## SET OF TASKS:
#1 Transcribe the passage on Campbell's surveillance upgrade, starting with "To ensure the" and going on through "across the campus.".
#2 In the passage on Campbell's surveillance upgrade, how many channels does Price say most standalone units are limited to?

## PAGE EXTRACT:
□ □ □ □ □ □ □

To ensure the safety of students and faculty members in these new facilities, Campbell decided to significantly upgrade its video surveillance system beginning with its Fine Arts building. The job of updating Campbell’s surveillance hardware and software fell to Charlie Price, the university’s audio/visual manager, and the rest of his team that oversees the installation of physical security systems across the campus.

“There is very little crime here and we want to keep it that way,” Price said. “We feel like one of the best ways to ensure our parents that we’re keeping the environment healthy here is to provide surveillance.”

According to Price, the university currently has approximately 150 cameras deployed across campus, which are a mix of both analog and IP technology. For years, Campbell relied strictly upon analog solutions for its surveillance needs but with the advancements made in image quality and the costs to deploy network cameras decreasing, the university decided to make the migration to IP for all of its future projects.

Although it leveraged some standalone video recorders in the past, Price said they had their limitations and knew for the initial run of this upgrade, which included the installation of 20 cameras in the Fine Arts building and about 30 cameras altogether, the university needed a more robust system that could help security officials bridge the gap.

“We tried some standalone units that worked really well,” Price said. “But you’re limited to 16 channels on most of them and we were searching for a solution that would deliver more than your average, standalone IP video recorder.”

□ □ □ □ □ □ □

## RAW DATA:
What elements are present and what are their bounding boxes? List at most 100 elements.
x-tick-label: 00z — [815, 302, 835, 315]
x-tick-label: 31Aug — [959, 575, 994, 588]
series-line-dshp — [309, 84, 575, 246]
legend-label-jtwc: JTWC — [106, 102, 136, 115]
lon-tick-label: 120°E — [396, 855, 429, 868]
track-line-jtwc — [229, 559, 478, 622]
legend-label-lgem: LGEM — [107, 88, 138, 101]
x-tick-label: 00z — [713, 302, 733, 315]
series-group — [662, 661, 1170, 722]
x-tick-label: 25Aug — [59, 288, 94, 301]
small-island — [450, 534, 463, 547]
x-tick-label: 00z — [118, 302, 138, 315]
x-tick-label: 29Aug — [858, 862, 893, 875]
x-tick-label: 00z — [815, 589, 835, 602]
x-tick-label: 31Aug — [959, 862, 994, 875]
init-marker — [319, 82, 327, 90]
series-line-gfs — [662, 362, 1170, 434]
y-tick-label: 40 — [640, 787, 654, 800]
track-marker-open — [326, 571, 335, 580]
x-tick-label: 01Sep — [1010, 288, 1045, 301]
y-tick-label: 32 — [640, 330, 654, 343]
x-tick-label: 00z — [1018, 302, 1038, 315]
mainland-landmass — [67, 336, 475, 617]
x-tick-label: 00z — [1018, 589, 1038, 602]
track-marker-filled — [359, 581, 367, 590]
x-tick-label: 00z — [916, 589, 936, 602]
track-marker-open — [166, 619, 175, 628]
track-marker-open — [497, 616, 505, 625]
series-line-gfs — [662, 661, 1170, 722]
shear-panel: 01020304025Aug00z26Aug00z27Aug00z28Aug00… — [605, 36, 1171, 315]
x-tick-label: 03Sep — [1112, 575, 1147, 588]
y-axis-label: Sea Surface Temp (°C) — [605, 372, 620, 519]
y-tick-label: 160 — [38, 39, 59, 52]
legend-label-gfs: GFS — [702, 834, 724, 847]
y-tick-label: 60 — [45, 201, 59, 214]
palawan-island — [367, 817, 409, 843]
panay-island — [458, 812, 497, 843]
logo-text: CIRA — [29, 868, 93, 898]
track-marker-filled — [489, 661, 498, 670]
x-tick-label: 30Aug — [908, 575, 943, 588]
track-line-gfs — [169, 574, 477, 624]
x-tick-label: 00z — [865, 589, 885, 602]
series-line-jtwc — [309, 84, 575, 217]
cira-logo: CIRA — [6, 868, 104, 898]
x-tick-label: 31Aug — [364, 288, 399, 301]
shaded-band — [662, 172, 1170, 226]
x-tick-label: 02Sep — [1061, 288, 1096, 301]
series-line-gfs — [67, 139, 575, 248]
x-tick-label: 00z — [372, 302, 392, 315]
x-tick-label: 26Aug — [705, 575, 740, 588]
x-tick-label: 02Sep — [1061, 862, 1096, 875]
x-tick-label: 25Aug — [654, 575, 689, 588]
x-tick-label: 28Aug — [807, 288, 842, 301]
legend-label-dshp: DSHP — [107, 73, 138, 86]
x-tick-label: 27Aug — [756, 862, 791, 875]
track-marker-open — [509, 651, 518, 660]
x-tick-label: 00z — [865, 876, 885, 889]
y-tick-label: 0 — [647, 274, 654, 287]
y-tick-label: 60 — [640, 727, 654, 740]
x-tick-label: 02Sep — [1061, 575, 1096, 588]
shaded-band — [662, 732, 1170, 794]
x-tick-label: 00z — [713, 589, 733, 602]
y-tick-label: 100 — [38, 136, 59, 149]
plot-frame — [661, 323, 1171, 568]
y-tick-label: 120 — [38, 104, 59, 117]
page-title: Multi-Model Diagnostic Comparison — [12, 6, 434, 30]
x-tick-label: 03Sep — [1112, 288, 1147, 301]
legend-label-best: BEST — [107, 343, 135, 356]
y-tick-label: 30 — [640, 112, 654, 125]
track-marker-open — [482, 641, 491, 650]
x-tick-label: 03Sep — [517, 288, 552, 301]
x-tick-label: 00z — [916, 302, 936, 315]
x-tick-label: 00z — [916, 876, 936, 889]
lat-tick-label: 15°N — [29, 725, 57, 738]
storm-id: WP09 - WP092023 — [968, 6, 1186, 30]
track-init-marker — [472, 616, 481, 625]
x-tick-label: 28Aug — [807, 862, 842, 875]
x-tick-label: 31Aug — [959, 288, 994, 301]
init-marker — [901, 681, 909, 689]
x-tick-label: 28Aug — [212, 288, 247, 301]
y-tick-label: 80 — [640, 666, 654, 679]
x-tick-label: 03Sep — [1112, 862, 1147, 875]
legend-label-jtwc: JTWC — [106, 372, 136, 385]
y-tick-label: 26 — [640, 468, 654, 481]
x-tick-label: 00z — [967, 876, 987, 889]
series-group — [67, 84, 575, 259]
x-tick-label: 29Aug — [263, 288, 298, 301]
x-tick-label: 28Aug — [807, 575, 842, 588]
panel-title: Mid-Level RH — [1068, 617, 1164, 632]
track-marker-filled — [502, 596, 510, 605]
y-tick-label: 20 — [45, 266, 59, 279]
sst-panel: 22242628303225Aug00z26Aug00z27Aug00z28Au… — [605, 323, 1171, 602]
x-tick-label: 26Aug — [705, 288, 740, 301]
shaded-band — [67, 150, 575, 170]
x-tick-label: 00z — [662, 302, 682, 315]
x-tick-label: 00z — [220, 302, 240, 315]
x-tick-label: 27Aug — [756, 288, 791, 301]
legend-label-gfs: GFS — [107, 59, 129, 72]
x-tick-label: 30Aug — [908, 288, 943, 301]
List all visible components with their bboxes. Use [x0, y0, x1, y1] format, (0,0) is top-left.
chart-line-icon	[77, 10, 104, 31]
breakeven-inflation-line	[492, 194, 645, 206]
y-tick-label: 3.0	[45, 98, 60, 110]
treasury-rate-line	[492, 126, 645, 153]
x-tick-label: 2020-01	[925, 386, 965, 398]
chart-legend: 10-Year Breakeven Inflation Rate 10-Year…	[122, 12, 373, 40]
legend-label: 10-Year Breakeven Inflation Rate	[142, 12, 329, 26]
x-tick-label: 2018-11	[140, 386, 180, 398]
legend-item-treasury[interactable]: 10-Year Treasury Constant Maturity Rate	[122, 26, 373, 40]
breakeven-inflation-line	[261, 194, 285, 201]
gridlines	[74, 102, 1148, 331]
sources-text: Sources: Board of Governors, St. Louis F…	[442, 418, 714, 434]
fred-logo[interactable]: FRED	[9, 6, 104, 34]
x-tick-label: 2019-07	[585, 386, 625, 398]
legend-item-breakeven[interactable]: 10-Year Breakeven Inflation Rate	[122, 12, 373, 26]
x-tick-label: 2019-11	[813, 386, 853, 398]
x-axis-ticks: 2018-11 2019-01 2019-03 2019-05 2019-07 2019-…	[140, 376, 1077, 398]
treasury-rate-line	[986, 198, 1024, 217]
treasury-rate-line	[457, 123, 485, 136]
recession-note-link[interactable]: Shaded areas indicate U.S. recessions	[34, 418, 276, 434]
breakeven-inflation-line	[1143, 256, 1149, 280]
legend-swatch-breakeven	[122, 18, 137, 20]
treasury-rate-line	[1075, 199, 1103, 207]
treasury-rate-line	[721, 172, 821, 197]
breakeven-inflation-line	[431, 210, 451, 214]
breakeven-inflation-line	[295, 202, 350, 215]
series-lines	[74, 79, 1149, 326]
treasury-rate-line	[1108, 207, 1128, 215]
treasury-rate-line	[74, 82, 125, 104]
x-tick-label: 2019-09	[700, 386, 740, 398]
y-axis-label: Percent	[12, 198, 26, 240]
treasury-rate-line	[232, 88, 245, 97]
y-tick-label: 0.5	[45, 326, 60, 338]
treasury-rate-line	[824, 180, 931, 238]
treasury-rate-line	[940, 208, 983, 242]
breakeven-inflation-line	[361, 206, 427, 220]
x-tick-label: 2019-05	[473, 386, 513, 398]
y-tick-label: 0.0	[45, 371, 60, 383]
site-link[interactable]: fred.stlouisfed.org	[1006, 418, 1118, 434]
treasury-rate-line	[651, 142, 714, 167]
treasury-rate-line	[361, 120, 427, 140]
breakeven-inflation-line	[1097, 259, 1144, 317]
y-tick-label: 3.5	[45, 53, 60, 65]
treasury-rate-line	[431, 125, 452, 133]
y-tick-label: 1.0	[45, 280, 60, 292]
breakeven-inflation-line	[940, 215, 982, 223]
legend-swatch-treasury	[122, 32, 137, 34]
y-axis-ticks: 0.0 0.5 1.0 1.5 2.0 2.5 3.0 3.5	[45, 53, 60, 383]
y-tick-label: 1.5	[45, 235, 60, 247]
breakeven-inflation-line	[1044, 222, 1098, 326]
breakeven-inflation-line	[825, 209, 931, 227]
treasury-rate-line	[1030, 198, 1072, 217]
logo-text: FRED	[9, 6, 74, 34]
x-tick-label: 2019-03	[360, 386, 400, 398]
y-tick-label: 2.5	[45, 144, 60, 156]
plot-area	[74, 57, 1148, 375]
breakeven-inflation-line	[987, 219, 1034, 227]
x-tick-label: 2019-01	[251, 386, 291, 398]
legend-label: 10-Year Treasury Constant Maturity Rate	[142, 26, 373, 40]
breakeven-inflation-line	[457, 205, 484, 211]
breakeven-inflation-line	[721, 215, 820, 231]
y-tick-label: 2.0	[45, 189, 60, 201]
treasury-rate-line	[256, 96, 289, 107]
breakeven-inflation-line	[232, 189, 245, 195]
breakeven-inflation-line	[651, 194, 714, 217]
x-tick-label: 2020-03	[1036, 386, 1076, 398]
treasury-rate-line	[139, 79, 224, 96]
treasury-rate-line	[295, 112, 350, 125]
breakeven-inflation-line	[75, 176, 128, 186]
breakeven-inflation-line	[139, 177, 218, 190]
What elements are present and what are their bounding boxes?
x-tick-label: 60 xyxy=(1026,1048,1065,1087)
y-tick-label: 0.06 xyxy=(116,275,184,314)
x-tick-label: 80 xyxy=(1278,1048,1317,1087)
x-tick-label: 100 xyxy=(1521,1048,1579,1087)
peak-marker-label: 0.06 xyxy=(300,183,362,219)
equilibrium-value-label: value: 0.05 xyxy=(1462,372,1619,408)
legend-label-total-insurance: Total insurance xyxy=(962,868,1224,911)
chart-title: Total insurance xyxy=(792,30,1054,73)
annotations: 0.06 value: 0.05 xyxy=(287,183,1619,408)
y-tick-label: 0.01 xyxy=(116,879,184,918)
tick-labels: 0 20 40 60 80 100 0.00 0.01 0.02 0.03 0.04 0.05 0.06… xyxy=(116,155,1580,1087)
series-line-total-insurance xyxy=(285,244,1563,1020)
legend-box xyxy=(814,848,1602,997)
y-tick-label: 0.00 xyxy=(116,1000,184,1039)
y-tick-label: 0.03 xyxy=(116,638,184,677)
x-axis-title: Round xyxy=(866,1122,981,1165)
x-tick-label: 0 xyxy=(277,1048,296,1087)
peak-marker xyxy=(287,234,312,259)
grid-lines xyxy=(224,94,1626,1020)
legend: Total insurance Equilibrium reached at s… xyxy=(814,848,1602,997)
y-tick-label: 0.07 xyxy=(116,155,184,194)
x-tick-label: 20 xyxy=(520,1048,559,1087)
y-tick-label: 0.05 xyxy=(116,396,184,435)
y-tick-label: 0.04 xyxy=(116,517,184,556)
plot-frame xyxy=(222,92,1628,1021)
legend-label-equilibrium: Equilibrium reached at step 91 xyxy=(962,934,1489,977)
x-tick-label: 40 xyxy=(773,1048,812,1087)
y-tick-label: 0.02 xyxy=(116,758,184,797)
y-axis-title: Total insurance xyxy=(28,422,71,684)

□ □ □ □ □ □ □

## SOLUTIONS BY TASK:
#1
To ensure the safety of students and faculty members in these new facilities, Campbell decided to significantly upgrade its video surveillance system beginning with its Fine Arts building. The job of updating Campbell’s surveillance hardware and software fell to Charlie Price, the university’s audio/visual manager, and the rest of his team that oversees the installation of physical security systems across the campus.

#2 16 channels